▸ Dataset content
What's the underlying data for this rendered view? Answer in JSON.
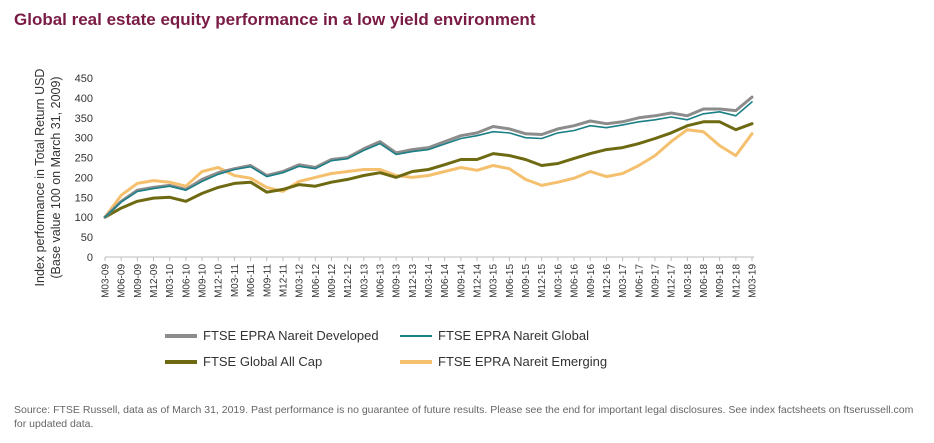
{
  "title": "Global real estate equity performance in a low yield environment",
  "source": "Source: FTSE Russell, data as of March 31, 2019. Past performance is no guarantee of future results. Please see the end for important legal disclosures. See index factsheets on ftserussell.com for updated data.",
  "chart_data": {
    "type": "line",
    "title": "Global real estate equity performance in a low yield environment",
    "ylabel": "Index performance in Total Return USD (Base value 100 on March 31, 2009)",
    "xlabel": "",
    "ylim": [
      0,
      450
    ],
    "yticks": [
      0,
      50,
      100,
      150,
      200,
      250,
      300,
      350,
      400,
      450
    ],
    "grid": false,
    "legend_position": "bottom",
    "x_tick_labels": [
      "M03-09",
      "M06-09",
      "M09-09",
      "M12-09",
      "M03-10",
      "M06-10",
      "M09-10",
      "M12-10",
      "M03-11",
      "M06-11",
      "M09-11",
      "M12-11",
      "M03-12",
      "M06-12",
      "M09-12",
      "M12-12",
      "M03-13",
      "M06-13",
      "M09-13",
      "M12-13",
      "M03-14",
      "M06-14",
      "M09-14",
      "M12-14",
      "M03-15",
      "M06-15",
      "M09-15",
      "M12-15",
      "M03-16",
      "M06-16",
      "M09-16",
      "M12-16",
      "M03-17",
      "M06-17",
      "M09-17",
      "M12-17",
      "M03-18",
      "M06-18",
      "M09-18",
      "M12-18",
      "M03-19"
    ],
    "series": [
      {
        "name": "FTSE EPRA Nareit Developed",
        "color": "#8c8c8c",
        "values": [
          100,
          140,
          168,
          175,
          180,
          170,
          195,
          212,
          222,
          230,
          205,
          215,
          232,
          225,
          245,
          250,
          272,
          290,
          262,
          270,
          275,
          290,
          305,
          312,
          328,
          322,
          310,
          308,
          322,
          330,
          342,
          335,
          340,
          350,
          355,
          362,
          355,
          372,
          372,
          368,
          402
        ]
      },
      {
        "name": "FTSE EPRA Nareit Global",
        "color": "#1a7f86",
        "values": [
          100,
          138,
          165,
          172,
          178,
          168,
          190,
          208,
          220,
          227,
          202,
          212,
          228,
          222,
          242,
          247,
          268,
          285,
          258,
          265,
          270,
          284,
          298,
          305,
          315,
          312,
          300,
          298,
          312,
          318,
          330,
          325,
          332,
          340,
          345,
          352,
          345,
          360,
          365,
          355,
          390
        ]
      },
      {
        "name": "FTSE Global All Cap",
        "color": "#6e6a12",
        "values": [
          100,
          123,
          140,
          148,
          150,
          140,
          160,
          175,
          185,
          188,
          163,
          170,
          182,
          178,
          188,
          195,
          205,
          212,
          200,
          215,
          220,
          232,
          245,
          245,
          260,
          255,
          245,
          230,
          235,
          248,
          260,
          270,
          275,
          285,
          298,
          312,
          330,
          340,
          340,
          320,
          335
        ]
      },
      {
        "name": "FTSE EPRA Nareit Emerging",
        "color": "#f5c06e",
        "values": [
          100,
          155,
          185,
          192,
          188,
          178,
          215,
          225,
          205,
          198,
          175,
          165,
          190,
          200,
          210,
          215,
          220,
          220,
          205,
          200,
          205,
          215,
          225,
          218,
          230,
          222,
          195,
          180,
          188,
          198,
          215,
          202,
          210,
          230,
          255,
          290,
          320,
          315,
          280,
          255,
          310
        ]
      }
    ]
  },
  "legend": {
    "items": [
      {
        "label": "FTSE EPRA Nareit Developed",
        "color": "#8c8c8c"
      },
      {
        "label": "FTSE EPRA Nareit Global",
        "color": "#1a7f86"
      },
      {
        "label": "FTSE Global All Cap",
        "color": "#6e6a12"
      },
      {
        "label": "FTSE EPRA Nareit Emerging",
        "color": "#f5c06e"
      }
    ]
  }
}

▸ What you should do
Search the entries for "estate" and copy out each line that has it.

▸ Output for this task
  "title": "Global real estate equity performance in a low yield environment",
    "title": "Global real estate equity performance in a low yield environment",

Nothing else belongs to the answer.